◆ Brief ◆
Search the material for the string "actividades" and copy each line where it occurs.

::::::

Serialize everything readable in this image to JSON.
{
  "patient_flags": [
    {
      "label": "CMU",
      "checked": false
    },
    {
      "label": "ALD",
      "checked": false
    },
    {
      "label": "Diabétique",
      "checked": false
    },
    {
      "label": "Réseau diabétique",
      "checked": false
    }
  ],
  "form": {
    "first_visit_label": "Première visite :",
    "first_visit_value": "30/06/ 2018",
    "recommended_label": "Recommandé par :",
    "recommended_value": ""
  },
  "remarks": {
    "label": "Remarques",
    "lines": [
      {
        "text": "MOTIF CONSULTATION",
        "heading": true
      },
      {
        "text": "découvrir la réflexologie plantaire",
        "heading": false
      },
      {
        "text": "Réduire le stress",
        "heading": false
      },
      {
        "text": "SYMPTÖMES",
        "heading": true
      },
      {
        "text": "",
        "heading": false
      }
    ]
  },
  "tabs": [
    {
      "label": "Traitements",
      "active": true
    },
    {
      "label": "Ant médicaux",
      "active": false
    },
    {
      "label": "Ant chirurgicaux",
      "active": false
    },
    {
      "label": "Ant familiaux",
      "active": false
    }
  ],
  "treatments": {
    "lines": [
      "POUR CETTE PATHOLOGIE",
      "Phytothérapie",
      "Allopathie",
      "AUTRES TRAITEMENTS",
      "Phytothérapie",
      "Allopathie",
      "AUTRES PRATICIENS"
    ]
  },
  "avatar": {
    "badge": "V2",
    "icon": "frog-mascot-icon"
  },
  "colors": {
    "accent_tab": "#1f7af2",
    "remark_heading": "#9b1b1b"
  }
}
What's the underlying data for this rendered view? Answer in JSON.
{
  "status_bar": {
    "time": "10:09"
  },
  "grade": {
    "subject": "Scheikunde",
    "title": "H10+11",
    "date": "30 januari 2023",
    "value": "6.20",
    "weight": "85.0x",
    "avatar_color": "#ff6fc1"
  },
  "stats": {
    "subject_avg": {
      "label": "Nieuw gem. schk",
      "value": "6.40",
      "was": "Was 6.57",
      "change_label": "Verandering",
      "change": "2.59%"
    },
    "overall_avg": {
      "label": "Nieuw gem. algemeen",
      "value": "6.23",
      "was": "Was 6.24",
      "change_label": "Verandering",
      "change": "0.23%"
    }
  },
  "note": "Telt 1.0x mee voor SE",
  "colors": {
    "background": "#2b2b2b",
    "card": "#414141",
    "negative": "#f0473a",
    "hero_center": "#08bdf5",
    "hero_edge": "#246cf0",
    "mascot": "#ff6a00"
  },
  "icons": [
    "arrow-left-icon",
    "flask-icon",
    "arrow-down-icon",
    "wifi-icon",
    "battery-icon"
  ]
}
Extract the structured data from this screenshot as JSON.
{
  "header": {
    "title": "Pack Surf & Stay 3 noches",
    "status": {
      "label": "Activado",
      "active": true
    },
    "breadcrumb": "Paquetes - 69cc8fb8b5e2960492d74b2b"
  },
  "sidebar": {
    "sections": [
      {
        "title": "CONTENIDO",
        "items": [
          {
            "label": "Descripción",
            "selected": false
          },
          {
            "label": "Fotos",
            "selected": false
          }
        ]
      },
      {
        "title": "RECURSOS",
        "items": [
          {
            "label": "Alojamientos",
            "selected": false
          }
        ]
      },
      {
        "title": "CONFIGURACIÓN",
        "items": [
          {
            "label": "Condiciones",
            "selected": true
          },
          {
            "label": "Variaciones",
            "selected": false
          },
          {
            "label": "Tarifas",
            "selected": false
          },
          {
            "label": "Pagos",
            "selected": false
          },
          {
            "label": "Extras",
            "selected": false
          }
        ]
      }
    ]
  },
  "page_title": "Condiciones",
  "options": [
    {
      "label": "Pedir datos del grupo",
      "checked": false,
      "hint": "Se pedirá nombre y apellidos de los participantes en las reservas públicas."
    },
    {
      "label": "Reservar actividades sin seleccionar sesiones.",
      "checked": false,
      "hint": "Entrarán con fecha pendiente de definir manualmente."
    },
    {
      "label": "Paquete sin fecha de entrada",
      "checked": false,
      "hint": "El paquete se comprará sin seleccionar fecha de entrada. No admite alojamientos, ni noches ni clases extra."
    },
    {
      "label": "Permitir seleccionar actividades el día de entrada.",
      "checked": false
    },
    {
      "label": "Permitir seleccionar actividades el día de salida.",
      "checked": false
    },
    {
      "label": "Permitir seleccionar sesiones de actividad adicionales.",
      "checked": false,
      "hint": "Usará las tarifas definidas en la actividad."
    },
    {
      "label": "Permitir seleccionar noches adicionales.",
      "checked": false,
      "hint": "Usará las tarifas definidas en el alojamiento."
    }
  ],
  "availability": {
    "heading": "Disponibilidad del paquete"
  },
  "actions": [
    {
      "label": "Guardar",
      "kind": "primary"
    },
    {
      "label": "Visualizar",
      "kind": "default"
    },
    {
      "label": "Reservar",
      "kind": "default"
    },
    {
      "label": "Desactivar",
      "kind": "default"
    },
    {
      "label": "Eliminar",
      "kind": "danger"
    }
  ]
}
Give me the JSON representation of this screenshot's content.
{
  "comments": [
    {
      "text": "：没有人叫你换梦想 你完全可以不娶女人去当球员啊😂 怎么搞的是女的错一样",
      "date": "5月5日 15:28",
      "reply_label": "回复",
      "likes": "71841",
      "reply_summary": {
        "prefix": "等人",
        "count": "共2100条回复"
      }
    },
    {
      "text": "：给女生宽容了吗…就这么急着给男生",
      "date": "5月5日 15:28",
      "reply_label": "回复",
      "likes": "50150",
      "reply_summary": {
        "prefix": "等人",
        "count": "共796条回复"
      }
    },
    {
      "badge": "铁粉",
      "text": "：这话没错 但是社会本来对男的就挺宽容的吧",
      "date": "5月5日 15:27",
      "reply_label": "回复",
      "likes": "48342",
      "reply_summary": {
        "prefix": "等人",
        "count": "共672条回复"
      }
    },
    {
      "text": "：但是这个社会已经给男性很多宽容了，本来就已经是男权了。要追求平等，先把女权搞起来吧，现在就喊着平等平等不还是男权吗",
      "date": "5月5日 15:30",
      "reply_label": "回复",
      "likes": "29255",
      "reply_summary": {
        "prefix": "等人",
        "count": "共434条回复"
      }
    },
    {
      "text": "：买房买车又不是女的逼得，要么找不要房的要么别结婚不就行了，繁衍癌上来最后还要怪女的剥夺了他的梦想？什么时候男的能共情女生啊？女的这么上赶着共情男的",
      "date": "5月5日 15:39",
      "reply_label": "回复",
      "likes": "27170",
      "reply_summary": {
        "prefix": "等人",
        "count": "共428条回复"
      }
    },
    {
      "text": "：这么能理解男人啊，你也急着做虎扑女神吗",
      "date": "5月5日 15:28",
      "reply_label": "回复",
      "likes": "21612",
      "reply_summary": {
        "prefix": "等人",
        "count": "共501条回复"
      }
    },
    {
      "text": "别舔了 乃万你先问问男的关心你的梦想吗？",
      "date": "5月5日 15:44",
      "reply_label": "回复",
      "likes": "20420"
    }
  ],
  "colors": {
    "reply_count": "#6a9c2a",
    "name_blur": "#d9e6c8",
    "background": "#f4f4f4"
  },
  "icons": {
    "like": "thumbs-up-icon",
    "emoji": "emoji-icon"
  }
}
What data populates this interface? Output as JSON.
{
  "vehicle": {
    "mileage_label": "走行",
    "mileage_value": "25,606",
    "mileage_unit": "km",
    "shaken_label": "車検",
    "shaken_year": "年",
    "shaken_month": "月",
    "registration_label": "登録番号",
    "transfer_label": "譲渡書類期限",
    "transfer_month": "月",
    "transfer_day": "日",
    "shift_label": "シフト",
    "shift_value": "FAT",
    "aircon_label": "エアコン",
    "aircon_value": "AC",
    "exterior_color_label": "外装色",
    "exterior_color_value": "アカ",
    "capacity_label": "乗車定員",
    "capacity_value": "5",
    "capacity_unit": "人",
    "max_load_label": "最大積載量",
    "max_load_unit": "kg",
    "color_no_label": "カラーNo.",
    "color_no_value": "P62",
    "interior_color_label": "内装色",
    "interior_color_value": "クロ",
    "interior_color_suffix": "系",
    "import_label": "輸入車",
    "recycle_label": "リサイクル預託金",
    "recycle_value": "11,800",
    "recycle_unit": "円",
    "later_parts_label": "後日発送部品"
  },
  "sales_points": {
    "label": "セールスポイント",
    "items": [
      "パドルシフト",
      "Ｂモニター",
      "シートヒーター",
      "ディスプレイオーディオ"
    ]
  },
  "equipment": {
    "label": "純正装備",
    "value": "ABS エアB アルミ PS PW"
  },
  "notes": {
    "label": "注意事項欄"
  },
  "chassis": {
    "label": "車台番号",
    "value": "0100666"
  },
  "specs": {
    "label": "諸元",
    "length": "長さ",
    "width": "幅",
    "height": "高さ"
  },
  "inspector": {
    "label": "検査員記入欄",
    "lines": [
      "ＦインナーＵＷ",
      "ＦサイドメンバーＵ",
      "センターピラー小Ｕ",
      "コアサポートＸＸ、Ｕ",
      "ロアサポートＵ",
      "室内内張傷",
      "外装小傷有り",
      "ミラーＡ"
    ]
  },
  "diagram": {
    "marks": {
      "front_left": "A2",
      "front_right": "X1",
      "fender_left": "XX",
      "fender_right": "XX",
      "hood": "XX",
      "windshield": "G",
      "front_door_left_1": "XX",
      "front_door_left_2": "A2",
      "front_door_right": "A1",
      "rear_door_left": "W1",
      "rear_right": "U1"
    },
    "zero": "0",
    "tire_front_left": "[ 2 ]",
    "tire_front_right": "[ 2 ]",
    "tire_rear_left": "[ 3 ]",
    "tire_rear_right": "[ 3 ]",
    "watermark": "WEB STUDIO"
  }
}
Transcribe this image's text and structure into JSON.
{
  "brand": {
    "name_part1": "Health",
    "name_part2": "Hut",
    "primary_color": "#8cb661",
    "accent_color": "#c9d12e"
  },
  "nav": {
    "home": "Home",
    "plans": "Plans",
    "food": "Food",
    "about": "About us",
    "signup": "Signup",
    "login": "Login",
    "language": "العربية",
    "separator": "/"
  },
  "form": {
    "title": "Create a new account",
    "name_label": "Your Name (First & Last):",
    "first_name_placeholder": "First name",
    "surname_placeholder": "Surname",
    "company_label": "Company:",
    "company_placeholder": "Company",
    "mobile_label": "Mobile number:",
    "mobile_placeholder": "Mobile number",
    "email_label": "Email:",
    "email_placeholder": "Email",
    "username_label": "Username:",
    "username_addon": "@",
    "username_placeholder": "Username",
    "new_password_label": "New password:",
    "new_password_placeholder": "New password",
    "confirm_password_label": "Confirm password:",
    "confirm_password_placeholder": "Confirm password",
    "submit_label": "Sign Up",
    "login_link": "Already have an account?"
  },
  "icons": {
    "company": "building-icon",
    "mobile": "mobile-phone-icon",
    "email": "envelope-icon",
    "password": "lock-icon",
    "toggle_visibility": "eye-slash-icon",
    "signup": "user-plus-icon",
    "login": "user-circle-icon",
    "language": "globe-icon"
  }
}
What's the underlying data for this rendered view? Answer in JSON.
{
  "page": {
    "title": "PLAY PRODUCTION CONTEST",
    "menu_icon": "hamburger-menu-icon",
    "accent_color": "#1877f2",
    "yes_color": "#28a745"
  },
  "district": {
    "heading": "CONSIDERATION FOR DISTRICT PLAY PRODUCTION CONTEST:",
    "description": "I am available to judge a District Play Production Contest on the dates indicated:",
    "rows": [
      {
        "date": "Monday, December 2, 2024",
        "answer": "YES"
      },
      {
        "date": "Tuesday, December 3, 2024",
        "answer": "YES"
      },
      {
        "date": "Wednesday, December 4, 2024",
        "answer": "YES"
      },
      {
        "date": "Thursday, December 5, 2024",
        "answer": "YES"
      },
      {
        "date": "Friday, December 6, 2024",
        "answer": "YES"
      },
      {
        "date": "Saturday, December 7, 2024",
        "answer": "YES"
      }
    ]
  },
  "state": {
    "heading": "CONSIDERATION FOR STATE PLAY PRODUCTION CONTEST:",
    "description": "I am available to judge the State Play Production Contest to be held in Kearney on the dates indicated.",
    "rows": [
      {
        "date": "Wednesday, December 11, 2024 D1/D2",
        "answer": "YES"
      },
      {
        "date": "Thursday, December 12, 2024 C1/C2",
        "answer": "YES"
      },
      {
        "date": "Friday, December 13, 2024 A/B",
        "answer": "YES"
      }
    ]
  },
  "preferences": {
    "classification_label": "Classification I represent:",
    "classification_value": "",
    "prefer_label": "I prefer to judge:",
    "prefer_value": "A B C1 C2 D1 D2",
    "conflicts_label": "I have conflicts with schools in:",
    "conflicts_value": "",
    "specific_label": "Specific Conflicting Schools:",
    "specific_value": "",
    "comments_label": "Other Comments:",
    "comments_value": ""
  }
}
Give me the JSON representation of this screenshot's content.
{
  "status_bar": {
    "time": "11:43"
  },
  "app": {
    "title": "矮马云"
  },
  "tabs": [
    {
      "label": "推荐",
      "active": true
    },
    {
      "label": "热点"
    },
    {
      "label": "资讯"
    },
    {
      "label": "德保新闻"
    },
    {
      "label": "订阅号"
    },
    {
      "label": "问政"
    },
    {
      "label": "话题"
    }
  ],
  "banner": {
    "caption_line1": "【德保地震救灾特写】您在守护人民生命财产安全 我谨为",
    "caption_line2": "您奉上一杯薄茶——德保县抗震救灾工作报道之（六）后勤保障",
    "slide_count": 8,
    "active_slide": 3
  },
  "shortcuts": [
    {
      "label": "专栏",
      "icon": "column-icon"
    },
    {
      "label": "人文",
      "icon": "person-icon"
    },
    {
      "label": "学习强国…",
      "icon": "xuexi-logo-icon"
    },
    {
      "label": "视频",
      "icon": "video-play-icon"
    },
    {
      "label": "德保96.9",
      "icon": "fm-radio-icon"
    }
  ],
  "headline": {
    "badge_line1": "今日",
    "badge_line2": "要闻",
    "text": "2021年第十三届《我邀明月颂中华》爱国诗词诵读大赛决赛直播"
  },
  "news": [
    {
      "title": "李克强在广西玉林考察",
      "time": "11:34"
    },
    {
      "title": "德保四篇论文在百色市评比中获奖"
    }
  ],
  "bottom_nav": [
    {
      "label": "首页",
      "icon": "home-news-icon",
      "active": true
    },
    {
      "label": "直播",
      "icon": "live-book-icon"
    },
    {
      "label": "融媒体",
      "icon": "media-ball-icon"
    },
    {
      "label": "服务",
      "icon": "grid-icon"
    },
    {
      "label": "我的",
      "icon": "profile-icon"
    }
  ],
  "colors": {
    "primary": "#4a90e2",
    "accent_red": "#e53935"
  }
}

::::::

◆ Task output ◆
      "label": "Reservar actividades sin seleccionar sesiones.",
      "label": "Permitir seleccionar actividades el día de entrada.",
      "label": "Permitir seleccionar actividades el día de salida.",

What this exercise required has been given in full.